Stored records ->
────────────────
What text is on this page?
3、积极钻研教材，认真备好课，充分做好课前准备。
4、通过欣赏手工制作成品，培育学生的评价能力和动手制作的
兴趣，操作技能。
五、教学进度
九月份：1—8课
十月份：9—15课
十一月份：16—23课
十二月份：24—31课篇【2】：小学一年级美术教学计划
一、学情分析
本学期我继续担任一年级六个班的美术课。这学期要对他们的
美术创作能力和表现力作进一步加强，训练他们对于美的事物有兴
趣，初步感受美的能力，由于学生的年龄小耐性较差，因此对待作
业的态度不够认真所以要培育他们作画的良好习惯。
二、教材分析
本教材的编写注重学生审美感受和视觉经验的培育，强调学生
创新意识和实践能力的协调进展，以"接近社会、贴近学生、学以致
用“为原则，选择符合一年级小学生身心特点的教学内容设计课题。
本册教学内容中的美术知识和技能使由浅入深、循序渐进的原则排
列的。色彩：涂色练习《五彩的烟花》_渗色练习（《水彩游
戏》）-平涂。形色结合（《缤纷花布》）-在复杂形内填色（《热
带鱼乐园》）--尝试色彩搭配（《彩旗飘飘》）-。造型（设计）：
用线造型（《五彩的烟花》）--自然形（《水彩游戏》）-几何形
────────────────
TASK BRIEF -> Repeat the records above exactly.

COMPLETED EXERCISE ->
What text is on this page?
3、积极钻研教材，认真备好课，充分做好课前准备。
4、通过欣赏手工制作成品，培育学生的评价能力和动手制作的
兴趣，操作技能。
五、教学进度
九月份：1—8课
十月份：9—15课
十一月份：16—23课
十二月份：24—31课篇【2】：小学一年级美术教学计划
一、学情分析
本学期我继续担任一年级六个班的美术课。这学期要对他们的
美术创作能力和表现力作进一步加强，训练他们对于美的事物有兴
趣，初步感受美的能力，由于学生的年龄小耐性较差，因此对待作
业的态度不够认真所以要培育他们作画的良好习惯。
二、教材分析
本教材的编写注重学生审美感受和视觉经验的培育，强调学生
创新意识和实践能力的协调进展，以"接近社会、贴近学生、学以致
用“为原则，选择符合一年级小学生身心特点的教学内容设计课题。
本册教学内容中的美术知识和技能使由浅入深、循序渐进的原则排
列的。色彩：涂色练习《五彩的烟花》_渗色练习（《水彩游
戏》）-平涂。形色结合（《缤纷花布》）-在复杂形内填色（《热
带鱼乐园》）--尝试色彩搭配（《彩旗飘飘》）-。造型（设计）：
用线造型（《五彩的烟花》）--自然形（《水彩游戏》）-几何形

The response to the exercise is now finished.